* START *

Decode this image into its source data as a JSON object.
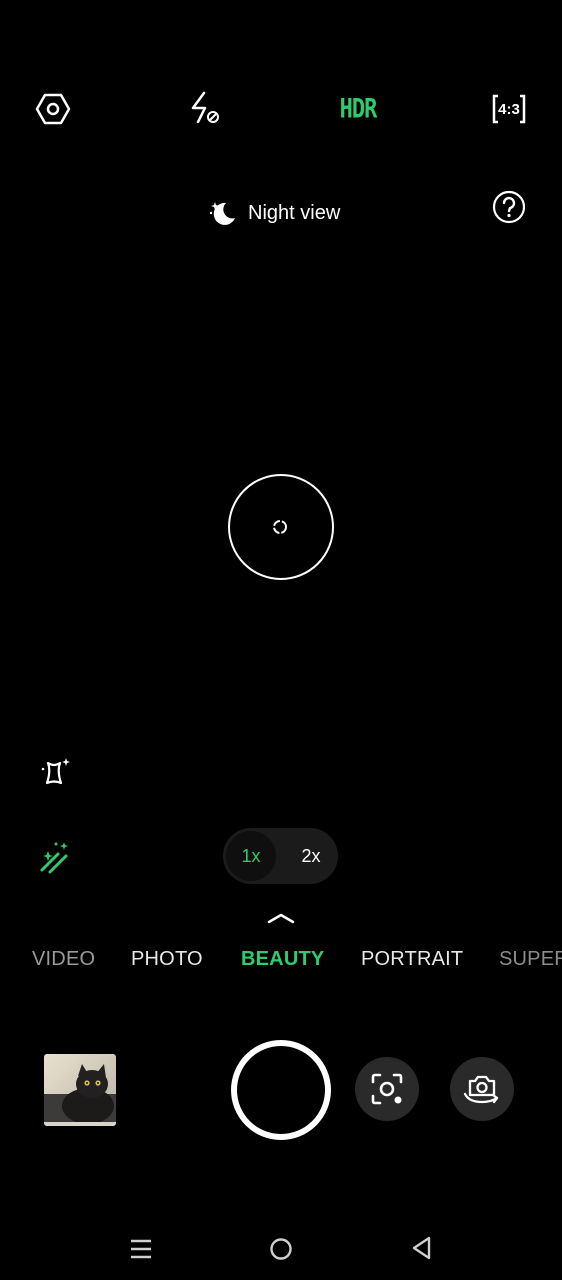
{
  "toolbar": {
    "settings_icon": "hexagon-settings-icon",
    "flash_icon": "flash-off-icon",
    "hdr_label": "HDR",
    "hdr_color": "#2ecc71",
    "ratio_label": "4:3"
  },
  "night_view": {
    "icon": "moon-stars-icon",
    "label": "Night view"
  },
  "help_icon": "question-circle-icon",
  "zoom": {
    "options": [
      "1x",
      "2x"
    ],
    "selected": "1x",
    "active_color": "#2ecc71"
  },
  "modes": {
    "video": "VIDEO",
    "photo": "PHOTO",
    "beauty": "BEAUTY",
    "portrait": "PORTRAIT",
    "super": "SUPER",
    "selected": "BEAUTY",
    "selected_color": "#2ecc71"
  },
  "bottom": {
    "thumbnail": "last-photo-cat-thumbnail",
    "shutter": "shutter-button",
    "lens_icon": "lens-scan-icon",
    "flip_icon": "camera-flip-icon"
  },
  "nav": {
    "menu_icon": "recent-apps-icon",
    "home_icon": "home-icon",
    "back_icon": "back-icon"
  }
}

* END *

■ **What to do**
Output the material word for word, omitting its pictures.

■ **Answer for this exercise**
Decode this image into its source data as a JSON object.
{
  "toolbar": {
    "settings_icon": "hexagon-settings-icon",
    "flash_icon": "flash-off-icon",
    "hdr_label": "HDR",
    "hdr_color": "#2ecc71",
    "ratio_label": "4:3"
  },
  "night_view": {
    "icon": "moon-stars-icon",
    "label": "Night view"
  },
  "help_icon": "question-circle-icon",
  "zoom": {
    "options": [
      "1x",
      "2x"
    ],
    "selected": "1x",
    "active_color": "#2ecc71"
  },
  "modes": {
    "video": "VIDEO",
    "photo": "PHOTO",
    "beauty": "BEAUTY",
    "portrait": "PORTRAIT",
    "super": "SUPER",
    "selected": "BEAUTY",
    "selected_color": "#2ecc71"
  },
  "bottom": {
    "thumbnail": "last-photo-cat-thumbnail",
    "shutter": "shutter-button",
    "lens_icon": "lens-scan-icon",
    "flip_icon": "camera-flip-icon"
  },
  "nav": {
    "menu_icon": "recent-apps-icon",
    "home_icon": "home-icon",
    "back_icon": "back-icon"
  }
}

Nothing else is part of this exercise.